__Your goal__
Identify all lines below that hold "series" and collect them.

-- start of Input for this task --

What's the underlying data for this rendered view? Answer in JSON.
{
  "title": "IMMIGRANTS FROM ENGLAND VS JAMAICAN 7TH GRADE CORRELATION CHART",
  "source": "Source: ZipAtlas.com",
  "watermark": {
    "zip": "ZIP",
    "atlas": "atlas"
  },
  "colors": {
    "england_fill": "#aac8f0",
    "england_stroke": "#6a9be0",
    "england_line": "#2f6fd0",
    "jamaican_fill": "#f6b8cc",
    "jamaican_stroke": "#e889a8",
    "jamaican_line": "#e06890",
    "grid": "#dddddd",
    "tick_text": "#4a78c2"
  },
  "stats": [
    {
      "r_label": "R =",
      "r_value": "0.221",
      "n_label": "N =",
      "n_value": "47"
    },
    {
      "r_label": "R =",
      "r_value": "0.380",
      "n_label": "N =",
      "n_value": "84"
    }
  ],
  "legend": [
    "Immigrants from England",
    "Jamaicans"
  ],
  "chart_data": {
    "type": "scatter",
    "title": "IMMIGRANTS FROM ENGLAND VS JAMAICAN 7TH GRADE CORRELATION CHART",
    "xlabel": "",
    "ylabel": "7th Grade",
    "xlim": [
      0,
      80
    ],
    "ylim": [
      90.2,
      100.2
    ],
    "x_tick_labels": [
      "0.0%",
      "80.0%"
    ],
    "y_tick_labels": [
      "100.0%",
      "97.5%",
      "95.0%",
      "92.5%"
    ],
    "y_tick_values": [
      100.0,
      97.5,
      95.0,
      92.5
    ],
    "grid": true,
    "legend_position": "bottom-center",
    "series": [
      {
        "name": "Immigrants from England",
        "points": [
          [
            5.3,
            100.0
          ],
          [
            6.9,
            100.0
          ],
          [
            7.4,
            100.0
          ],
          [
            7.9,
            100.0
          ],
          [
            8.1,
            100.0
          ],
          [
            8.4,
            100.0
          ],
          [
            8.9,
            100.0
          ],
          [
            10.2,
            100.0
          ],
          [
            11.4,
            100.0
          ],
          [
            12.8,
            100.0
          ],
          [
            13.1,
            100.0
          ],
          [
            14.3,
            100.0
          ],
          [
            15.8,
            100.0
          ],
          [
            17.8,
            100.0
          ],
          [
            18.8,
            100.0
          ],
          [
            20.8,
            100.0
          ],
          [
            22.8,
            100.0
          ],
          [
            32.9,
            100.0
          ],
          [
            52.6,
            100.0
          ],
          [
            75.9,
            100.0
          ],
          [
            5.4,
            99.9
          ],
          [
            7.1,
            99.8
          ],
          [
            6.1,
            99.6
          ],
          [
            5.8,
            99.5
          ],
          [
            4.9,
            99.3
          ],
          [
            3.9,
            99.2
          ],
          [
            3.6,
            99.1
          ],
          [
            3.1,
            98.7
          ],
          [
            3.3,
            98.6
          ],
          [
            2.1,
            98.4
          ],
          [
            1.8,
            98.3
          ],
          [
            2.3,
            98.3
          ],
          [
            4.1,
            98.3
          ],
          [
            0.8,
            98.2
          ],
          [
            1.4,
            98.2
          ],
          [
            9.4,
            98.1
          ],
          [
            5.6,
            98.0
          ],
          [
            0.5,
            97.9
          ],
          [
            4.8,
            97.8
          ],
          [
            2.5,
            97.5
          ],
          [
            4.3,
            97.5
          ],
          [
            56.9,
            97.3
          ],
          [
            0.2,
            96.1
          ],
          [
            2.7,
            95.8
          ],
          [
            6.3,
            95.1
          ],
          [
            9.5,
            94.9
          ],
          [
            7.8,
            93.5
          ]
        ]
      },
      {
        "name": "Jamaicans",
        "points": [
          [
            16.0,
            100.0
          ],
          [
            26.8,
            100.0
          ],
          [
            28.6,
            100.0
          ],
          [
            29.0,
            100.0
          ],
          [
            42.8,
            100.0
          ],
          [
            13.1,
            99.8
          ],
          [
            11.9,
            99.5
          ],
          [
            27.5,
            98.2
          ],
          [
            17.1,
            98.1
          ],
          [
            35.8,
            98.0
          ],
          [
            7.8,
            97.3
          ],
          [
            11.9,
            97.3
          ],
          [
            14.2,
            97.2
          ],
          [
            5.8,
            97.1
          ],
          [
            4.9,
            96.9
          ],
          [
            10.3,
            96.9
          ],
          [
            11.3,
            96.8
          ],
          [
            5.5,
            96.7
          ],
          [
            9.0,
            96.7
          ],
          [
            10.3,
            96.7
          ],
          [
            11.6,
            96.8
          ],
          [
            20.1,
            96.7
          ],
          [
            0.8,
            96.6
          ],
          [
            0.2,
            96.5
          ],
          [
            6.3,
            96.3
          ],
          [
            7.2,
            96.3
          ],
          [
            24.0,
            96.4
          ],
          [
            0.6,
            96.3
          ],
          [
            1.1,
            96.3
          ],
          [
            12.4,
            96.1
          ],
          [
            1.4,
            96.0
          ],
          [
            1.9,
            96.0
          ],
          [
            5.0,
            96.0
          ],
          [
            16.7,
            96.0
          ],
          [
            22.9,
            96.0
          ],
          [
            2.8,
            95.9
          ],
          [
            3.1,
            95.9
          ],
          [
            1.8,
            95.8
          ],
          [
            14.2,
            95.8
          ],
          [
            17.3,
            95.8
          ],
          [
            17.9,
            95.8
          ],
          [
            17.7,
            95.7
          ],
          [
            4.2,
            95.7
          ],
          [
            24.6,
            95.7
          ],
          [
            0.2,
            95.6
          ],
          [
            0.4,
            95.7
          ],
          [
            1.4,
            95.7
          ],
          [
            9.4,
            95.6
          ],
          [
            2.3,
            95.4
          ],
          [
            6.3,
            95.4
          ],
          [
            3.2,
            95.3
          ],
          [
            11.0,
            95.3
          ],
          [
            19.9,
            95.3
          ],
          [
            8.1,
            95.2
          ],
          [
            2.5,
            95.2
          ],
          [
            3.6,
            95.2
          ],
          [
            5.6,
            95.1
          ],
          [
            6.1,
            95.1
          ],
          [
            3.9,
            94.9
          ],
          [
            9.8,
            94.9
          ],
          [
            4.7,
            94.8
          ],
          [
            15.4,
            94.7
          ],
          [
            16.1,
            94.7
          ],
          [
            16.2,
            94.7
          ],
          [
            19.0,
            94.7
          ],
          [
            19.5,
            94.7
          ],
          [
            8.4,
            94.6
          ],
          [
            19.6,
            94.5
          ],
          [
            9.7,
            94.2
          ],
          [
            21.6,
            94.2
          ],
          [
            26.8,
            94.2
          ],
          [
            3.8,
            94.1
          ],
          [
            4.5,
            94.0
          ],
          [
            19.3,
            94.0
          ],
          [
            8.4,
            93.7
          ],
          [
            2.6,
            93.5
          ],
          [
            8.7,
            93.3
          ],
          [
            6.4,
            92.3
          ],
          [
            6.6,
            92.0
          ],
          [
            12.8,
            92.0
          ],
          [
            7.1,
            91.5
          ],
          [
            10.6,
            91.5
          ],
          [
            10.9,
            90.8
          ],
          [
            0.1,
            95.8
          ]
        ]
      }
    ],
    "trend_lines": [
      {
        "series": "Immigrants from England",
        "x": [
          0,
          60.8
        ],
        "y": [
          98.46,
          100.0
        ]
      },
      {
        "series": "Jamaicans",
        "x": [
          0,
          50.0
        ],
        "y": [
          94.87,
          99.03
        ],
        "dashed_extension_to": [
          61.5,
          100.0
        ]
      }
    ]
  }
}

-- end of Input for this task --

__Written solution__
    "series": [
        "series": "Immigrants from England",
        "series": "Jamaicans",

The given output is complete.